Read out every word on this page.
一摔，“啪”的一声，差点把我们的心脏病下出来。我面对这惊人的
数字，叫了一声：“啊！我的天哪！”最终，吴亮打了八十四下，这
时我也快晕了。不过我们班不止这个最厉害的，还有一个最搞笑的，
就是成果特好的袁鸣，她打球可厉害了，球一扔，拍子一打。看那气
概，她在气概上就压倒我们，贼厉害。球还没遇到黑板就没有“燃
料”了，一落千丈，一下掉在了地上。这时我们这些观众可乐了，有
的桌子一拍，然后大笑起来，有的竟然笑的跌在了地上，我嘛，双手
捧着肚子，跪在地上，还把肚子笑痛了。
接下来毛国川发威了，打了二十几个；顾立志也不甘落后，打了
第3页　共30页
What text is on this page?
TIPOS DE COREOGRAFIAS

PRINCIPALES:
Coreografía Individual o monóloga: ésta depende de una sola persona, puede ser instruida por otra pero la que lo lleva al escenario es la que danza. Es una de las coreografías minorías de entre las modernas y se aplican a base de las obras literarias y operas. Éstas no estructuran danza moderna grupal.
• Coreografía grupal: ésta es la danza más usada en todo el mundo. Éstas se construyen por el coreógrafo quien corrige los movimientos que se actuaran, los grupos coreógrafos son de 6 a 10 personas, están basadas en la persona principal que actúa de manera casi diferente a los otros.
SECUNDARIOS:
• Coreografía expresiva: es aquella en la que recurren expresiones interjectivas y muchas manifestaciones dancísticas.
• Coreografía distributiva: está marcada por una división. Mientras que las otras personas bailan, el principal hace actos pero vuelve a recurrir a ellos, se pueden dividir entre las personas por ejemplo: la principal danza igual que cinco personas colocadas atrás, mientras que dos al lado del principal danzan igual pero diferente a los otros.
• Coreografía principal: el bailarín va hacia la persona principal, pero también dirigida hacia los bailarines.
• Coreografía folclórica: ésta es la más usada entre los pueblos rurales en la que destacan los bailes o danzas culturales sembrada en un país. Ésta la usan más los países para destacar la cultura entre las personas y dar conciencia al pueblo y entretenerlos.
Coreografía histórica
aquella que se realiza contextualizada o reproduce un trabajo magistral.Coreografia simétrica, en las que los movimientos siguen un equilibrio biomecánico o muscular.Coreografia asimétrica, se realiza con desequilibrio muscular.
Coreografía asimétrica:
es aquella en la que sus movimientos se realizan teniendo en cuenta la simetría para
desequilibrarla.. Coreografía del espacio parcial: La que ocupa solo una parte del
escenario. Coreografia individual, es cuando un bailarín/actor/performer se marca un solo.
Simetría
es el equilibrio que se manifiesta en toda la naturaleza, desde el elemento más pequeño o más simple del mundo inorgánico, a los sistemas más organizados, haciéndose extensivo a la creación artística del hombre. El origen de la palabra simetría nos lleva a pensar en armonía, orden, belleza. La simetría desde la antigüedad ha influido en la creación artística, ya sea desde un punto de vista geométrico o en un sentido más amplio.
------------------------------------------------
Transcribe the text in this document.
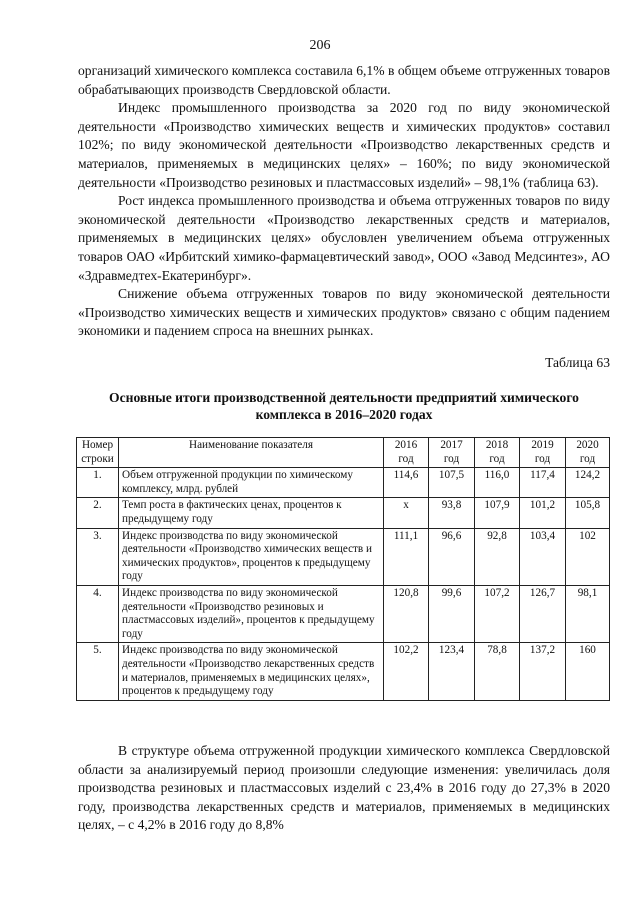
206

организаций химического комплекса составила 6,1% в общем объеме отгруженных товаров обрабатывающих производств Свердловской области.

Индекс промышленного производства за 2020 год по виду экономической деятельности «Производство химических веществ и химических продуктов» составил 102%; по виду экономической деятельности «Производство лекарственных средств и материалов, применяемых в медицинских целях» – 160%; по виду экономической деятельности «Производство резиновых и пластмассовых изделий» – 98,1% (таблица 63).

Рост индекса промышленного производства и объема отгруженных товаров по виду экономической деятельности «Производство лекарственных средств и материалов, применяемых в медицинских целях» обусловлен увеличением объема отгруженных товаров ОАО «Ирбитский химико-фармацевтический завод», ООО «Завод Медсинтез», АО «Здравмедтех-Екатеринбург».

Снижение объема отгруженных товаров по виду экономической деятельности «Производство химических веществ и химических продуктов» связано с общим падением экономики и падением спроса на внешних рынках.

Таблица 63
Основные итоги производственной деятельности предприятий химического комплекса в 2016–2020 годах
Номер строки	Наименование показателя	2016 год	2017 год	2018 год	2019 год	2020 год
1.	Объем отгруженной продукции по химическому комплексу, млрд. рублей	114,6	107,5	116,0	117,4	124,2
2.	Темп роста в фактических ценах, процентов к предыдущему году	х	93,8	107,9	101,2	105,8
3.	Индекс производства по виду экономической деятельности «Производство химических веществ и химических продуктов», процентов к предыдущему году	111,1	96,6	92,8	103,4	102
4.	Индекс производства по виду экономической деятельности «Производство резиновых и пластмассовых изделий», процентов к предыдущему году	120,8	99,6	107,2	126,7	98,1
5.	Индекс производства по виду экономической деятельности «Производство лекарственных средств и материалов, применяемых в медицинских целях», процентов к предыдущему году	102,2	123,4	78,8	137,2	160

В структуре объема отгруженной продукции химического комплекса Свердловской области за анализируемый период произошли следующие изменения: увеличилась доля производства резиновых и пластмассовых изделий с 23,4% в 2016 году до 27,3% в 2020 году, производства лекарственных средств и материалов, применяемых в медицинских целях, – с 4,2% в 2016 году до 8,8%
------------------------------------------------
** PROBLEM TO WORK ON **
Copy each line that holds the word "продукции".

** OUTPUT **
1.	Объем отгруженной продукции по химическому комплексу, млрд. рублей	114,6	107,5	116,0	117,4	124,2
В структуре объема отгруженной продукции химического комплекса Свердловской области за анализируемый период произошли следующие изменения: увеличилась доля производства резиновых и пластмассовых изделий с 23,4% в 2016 году до 27,3% в 2020 году, производства лекарственных средств и материалов, применяемых в медицинских целях, – с 4,2% в 2016 году до 8,8%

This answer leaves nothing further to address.